- _WRITTEN EXERCISE_
Would you write out the listing verbatim and skip every picture in it?

** start of EXERCISE MATERIAL **

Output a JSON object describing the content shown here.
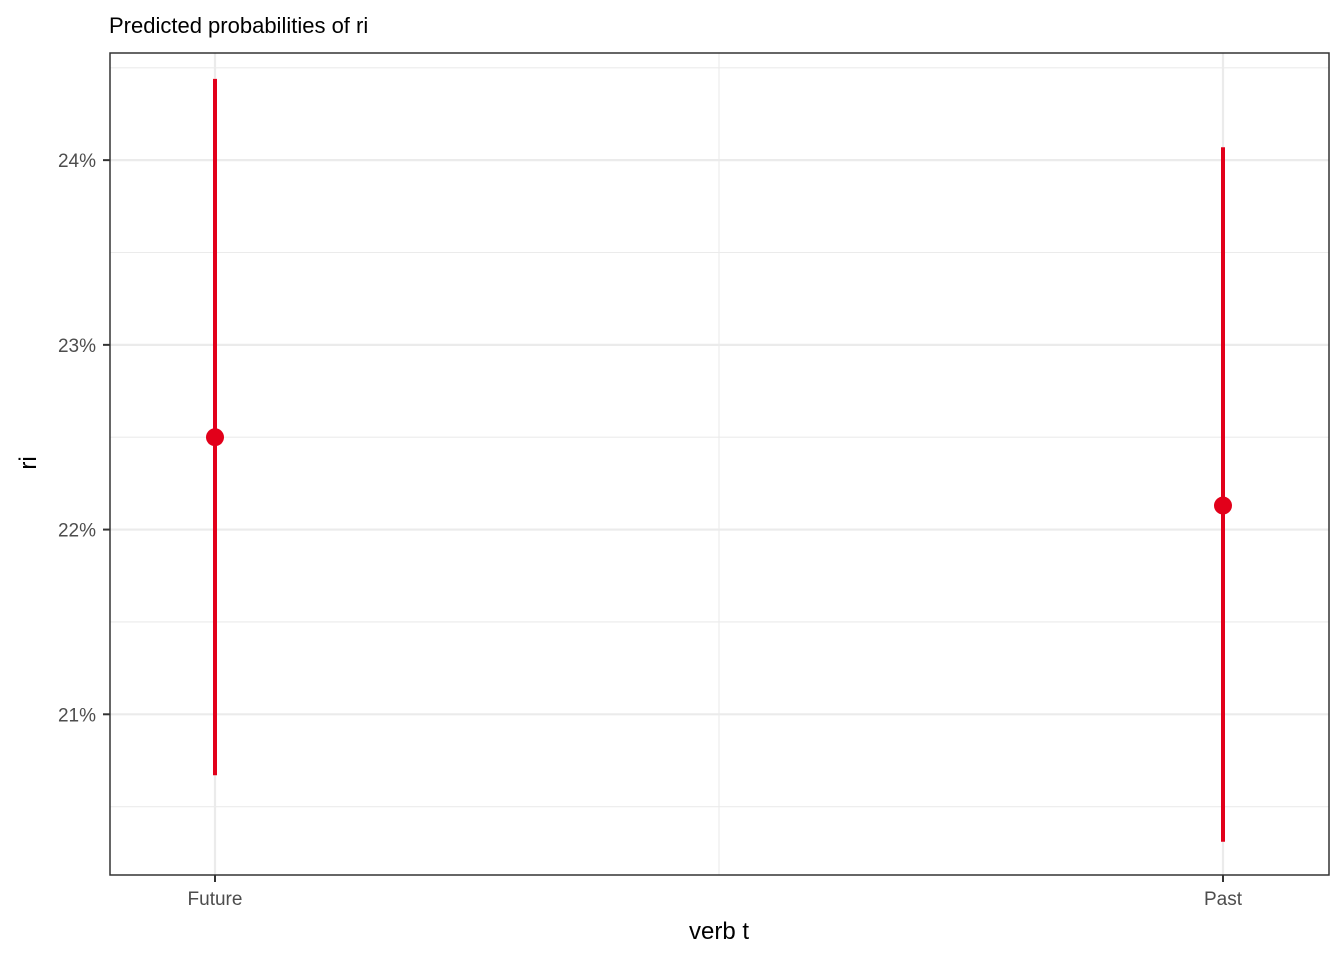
{
  "chart_data": {
    "type": "pointrange",
    "title": "Predicted probabilities of ri",
    "xlabel": "verb t",
    "ylabel": "ri",
    "categories": [
      "Future",
      "Past"
    ],
    "series": [
      {
        "values": [
          22.5,
          22.13
        ],
        "lower": [
          20.67,
          20.31
        ],
        "upper": [
          24.44,
          24.07
        ]
      }
    ],
    "yticks": [
      21,
      22,
      23,
      24
    ],
    "ytick_labels": [
      "21%",
      "22%",
      "23%",
      "24%"
    ],
    "ylim": [
      20.13,
      24.58
    ],
    "grid": true,
    "legend": "none",
    "colors": {
      "series": "#e2001a",
      "grid": "#ebebeb",
      "panel_border": "#333333",
      "tick": "#333333"
    }
  }
}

** end of EXERCISE MATERIAL **

- _SOLVED EXERCISE_
Output a JSON object describing the content shown here.
{
  "chart_data": {
    "type": "pointrange",
    "title": "Predicted probabilities of ri",
    "xlabel": "verb t",
    "ylabel": "ri",
    "categories": [
      "Future",
      "Past"
    ],
    "series": [
      {
        "values": [
          22.5,
          22.13
        ],
        "lower": [
          20.67,
          20.31
        ],
        "upper": [
          24.44,
          24.07
        ]
      }
    ],
    "yticks": [
      21,
      22,
      23,
      24
    ],
    "ytick_labels": [
      "21%",
      "22%",
      "23%",
      "24%"
    ],
    "ylim": [
      20.13,
      24.58
    ],
    "grid": true,
    "legend": "none",
    "colors": {
      "series": "#e2001a",
      "grid": "#ebebeb",
      "panel_border": "#333333",
      "tick": "#333333"
    }
  }
}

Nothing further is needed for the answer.